Data in this exercise
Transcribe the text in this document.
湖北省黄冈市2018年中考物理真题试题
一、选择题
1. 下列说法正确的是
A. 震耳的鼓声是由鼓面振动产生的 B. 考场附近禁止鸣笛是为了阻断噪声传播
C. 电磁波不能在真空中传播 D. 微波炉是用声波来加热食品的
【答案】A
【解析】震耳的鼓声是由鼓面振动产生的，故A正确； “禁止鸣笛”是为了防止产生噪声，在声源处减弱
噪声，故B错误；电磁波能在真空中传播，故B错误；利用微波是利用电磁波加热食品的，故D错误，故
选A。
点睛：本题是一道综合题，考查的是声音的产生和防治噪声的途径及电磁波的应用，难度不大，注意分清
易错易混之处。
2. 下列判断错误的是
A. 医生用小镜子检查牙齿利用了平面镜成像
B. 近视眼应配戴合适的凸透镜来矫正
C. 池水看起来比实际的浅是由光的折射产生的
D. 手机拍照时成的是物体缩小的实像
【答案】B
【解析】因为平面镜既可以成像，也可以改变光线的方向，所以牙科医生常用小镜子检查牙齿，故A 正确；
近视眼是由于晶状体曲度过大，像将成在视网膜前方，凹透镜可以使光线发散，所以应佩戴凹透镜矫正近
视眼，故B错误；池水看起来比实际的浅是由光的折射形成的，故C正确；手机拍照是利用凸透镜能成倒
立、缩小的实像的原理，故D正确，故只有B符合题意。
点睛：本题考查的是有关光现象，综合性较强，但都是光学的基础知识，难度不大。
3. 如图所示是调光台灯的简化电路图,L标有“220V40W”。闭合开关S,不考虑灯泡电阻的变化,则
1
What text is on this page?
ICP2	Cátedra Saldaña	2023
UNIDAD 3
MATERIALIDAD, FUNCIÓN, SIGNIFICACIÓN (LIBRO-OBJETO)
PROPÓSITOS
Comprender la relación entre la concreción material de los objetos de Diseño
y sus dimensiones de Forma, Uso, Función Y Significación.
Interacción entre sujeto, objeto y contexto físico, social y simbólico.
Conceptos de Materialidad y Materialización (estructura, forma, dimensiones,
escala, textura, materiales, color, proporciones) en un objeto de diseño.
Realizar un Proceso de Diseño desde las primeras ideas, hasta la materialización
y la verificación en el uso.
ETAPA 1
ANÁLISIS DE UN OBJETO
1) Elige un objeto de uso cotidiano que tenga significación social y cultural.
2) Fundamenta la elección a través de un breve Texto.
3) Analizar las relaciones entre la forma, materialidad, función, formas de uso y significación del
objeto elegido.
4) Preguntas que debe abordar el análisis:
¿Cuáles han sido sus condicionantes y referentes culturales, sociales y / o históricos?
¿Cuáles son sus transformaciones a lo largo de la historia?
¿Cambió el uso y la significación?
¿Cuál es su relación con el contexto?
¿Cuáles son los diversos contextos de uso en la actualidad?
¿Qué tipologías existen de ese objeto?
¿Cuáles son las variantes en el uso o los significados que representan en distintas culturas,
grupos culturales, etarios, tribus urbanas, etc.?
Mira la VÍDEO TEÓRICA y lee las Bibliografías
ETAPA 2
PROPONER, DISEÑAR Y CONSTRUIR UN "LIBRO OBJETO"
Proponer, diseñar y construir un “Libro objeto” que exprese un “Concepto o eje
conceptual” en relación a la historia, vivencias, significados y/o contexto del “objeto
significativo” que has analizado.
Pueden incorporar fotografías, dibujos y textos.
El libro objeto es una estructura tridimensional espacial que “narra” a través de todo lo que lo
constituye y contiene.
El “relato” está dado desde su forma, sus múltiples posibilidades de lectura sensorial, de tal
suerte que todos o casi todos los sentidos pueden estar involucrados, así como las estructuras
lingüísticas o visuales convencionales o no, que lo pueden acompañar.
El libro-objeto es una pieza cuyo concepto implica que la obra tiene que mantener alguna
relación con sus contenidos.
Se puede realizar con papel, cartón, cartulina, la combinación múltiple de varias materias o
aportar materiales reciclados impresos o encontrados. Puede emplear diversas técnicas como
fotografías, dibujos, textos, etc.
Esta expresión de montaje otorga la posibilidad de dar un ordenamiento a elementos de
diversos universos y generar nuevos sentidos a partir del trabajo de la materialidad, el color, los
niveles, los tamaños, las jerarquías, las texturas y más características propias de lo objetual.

Work instructions
Provide the count, and nothing else, of lines in the data above where the word "materiales" occurs.

Output below
2